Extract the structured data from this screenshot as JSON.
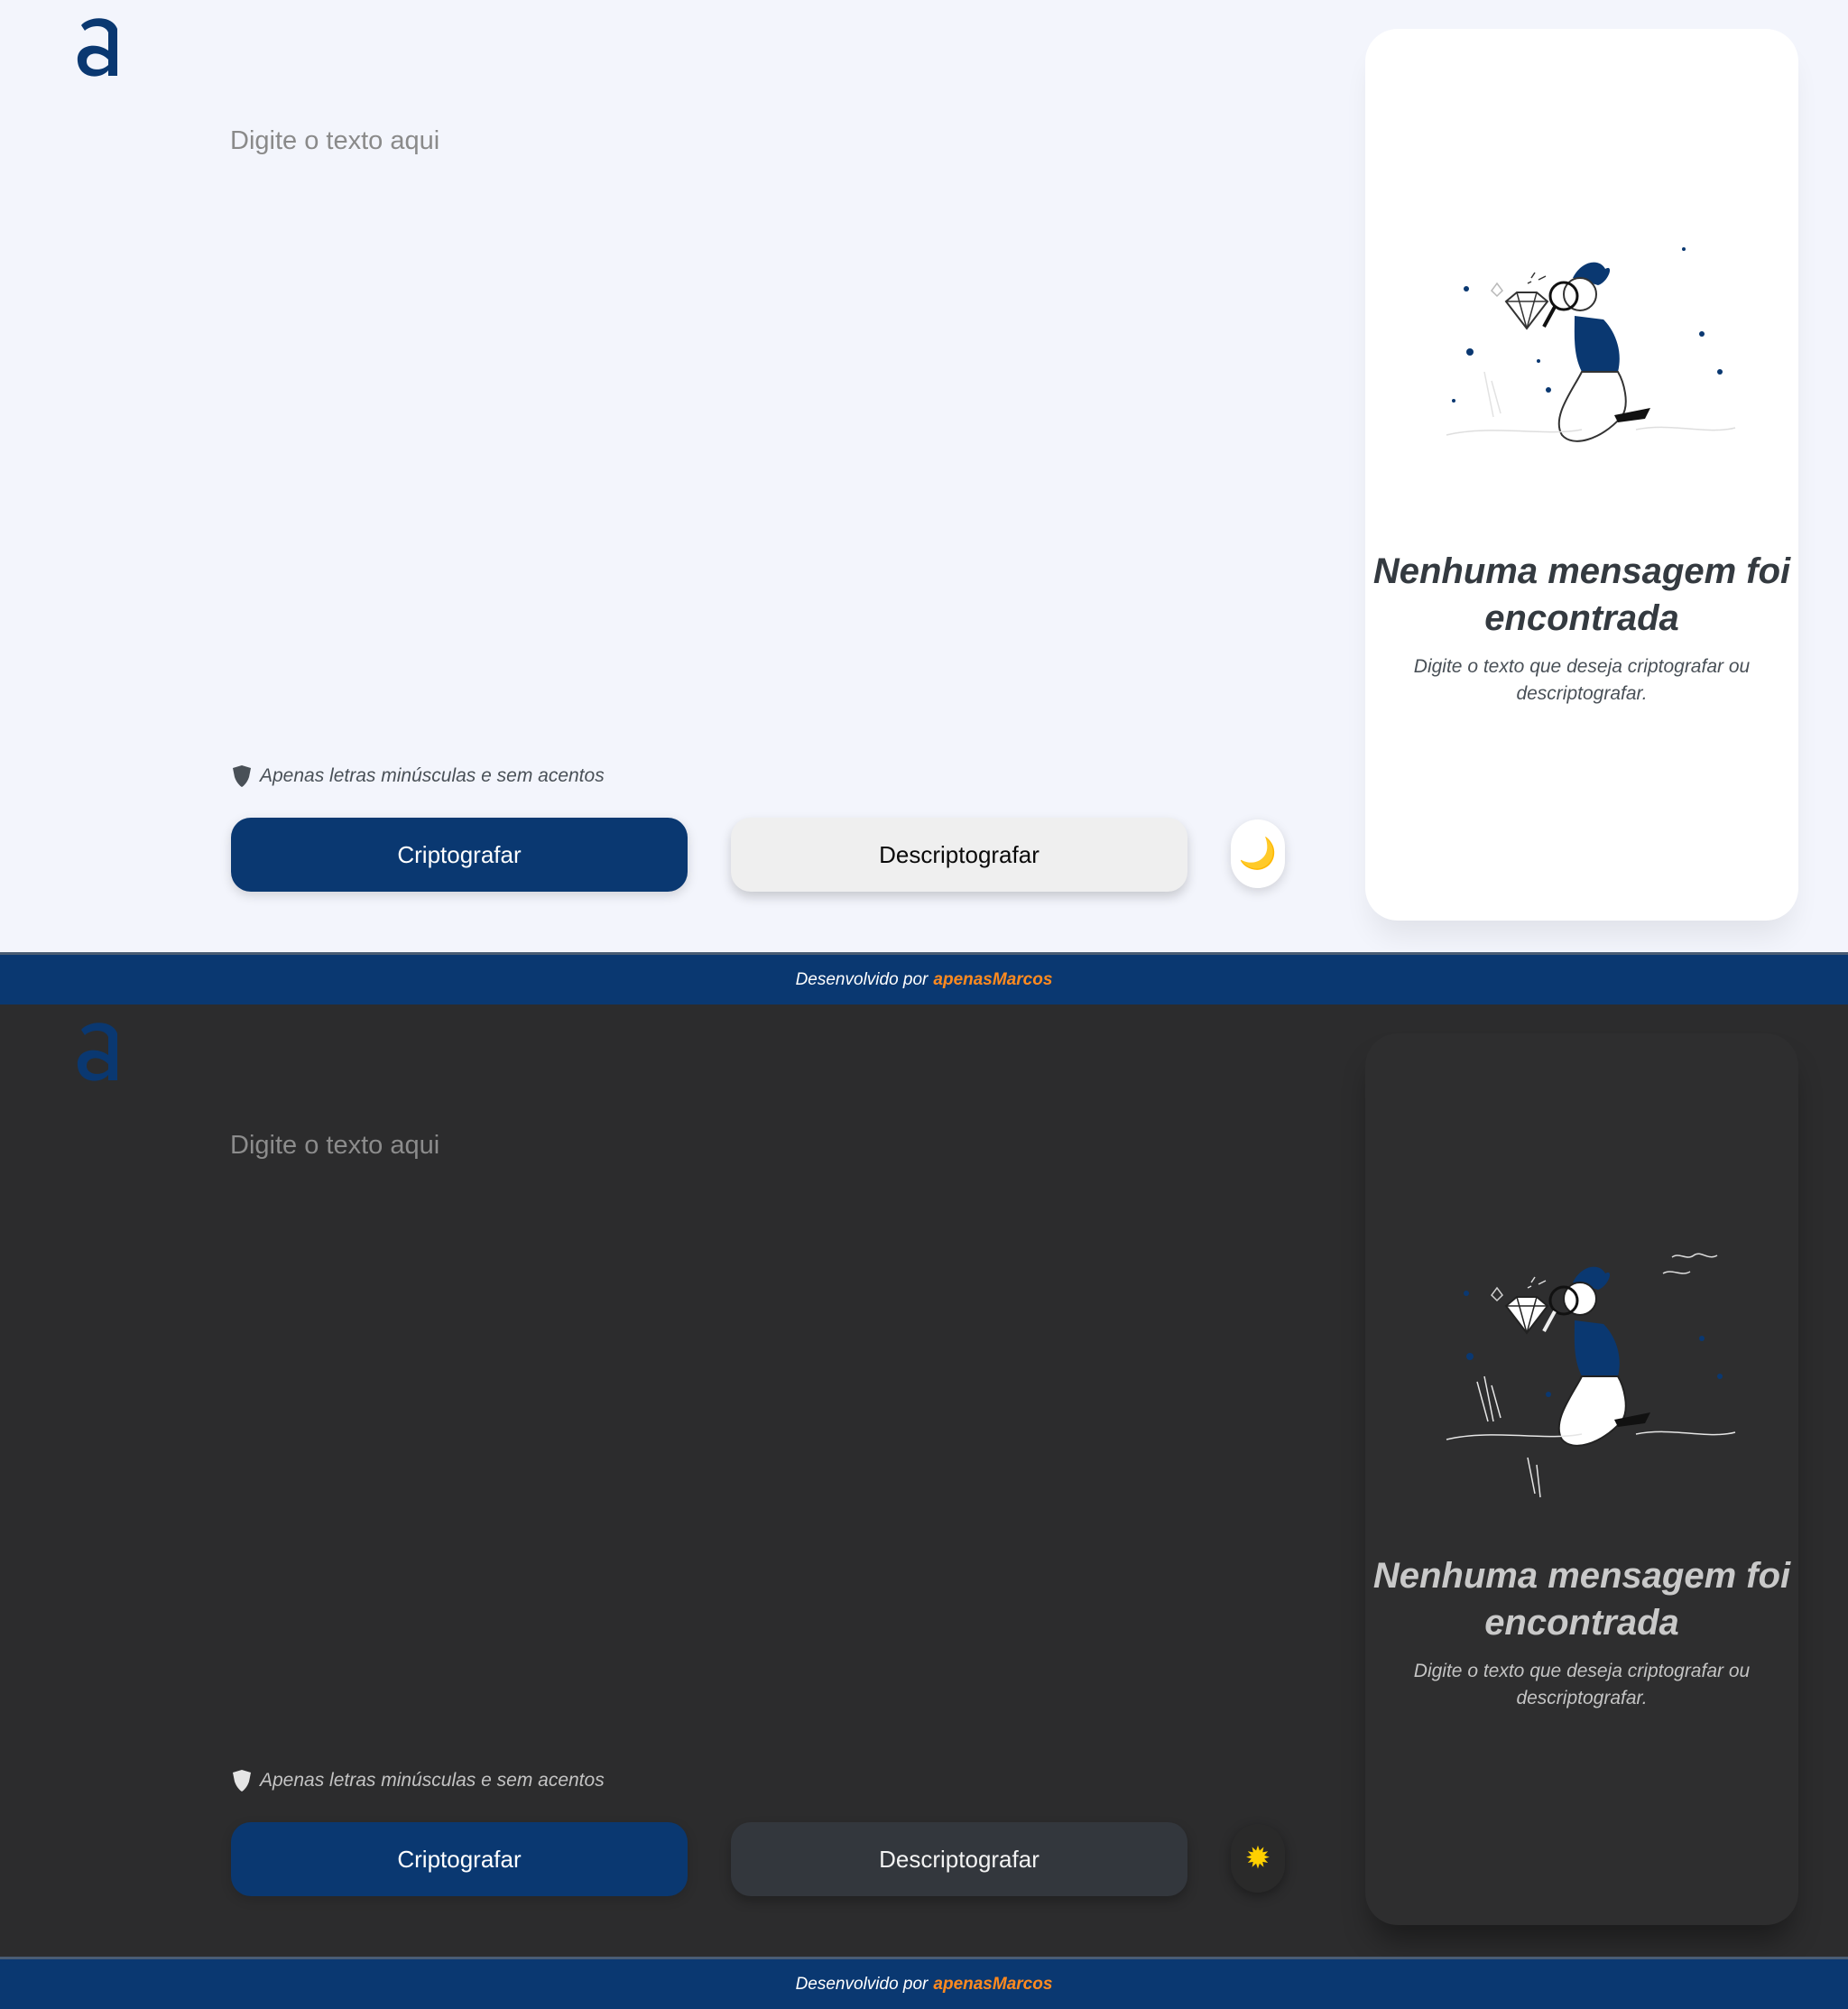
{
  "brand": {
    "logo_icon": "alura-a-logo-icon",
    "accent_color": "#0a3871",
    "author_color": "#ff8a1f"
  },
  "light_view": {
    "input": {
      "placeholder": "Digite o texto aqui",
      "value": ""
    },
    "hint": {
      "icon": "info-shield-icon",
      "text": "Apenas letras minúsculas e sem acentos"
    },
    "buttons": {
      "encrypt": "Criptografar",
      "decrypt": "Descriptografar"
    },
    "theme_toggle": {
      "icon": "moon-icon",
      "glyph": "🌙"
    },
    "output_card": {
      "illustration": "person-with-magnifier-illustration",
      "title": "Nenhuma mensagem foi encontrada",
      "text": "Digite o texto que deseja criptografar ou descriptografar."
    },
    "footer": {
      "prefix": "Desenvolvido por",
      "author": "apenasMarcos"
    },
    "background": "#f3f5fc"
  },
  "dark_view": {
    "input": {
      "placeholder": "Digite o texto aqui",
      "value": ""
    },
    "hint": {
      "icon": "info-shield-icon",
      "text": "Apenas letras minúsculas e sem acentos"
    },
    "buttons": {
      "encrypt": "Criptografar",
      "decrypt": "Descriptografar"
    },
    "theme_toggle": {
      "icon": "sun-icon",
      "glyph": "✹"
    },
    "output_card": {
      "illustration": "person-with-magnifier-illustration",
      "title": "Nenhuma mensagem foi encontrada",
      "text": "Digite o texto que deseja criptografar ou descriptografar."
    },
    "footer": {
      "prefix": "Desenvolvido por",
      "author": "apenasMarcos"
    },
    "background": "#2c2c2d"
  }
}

» **GIVEN EXERCISE**
Pictures are excluded; output everything else in the data verbatim.

» **COMPLETE OUTPUT**
Extract the structured data from this screenshot as JSON.
{
  "brand": {
    "logo_icon": "alura-a-logo-icon",
    "accent_color": "#0a3871",
    "author_color": "#ff8a1f"
  },
  "light_view": {
    "input": {
      "placeholder": "Digite o texto aqui",
      "value": ""
    },
    "hint": {
      "icon": "info-shield-icon",
      "text": "Apenas letras minúsculas e sem acentos"
    },
    "buttons": {
      "encrypt": "Criptografar",
      "decrypt": "Descriptografar"
    },
    "theme_toggle": {
      "icon": "moon-icon",
      "glyph": "🌙"
    },
    "output_card": {
      "illustration": "person-with-magnifier-illustration",
      "title": "Nenhuma mensagem foi encontrada",
      "text": "Digite o texto que deseja criptografar ou descriptografar."
    },
    "footer": {
      "prefix": "Desenvolvido por",
      "author": "apenasMarcos"
    },
    "background": "#f3f5fc"
  },
  "dark_view": {
    "input": {
      "placeholder": "Digite o texto aqui",
      "value": ""
    },
    "hint": {
      "icon": "info-shield-icon",
      "text": "Apenas letras minúsculas e sem acentos"
    },
    "buttons": {
      "encrypt": "Criptografar",
      "decrypt": "Descriptografar"
    },
    "theme_toggle": {
      "icon": "sun-icon",
      "glyph": "✹"
    },
    "output_card": {
      "illustration": "person-with-magnifier-illustration",
      "title": "Nenhuma mensagem foi encontrada",
      "text": "Digite o texto que deseja criptografar ou descriptografar."
    },
    "footer": {
      "prefix": "Desenvolvido por",
      "author": "apenasMarcos"
    },
    "background": "#2c2c2d"
  }
}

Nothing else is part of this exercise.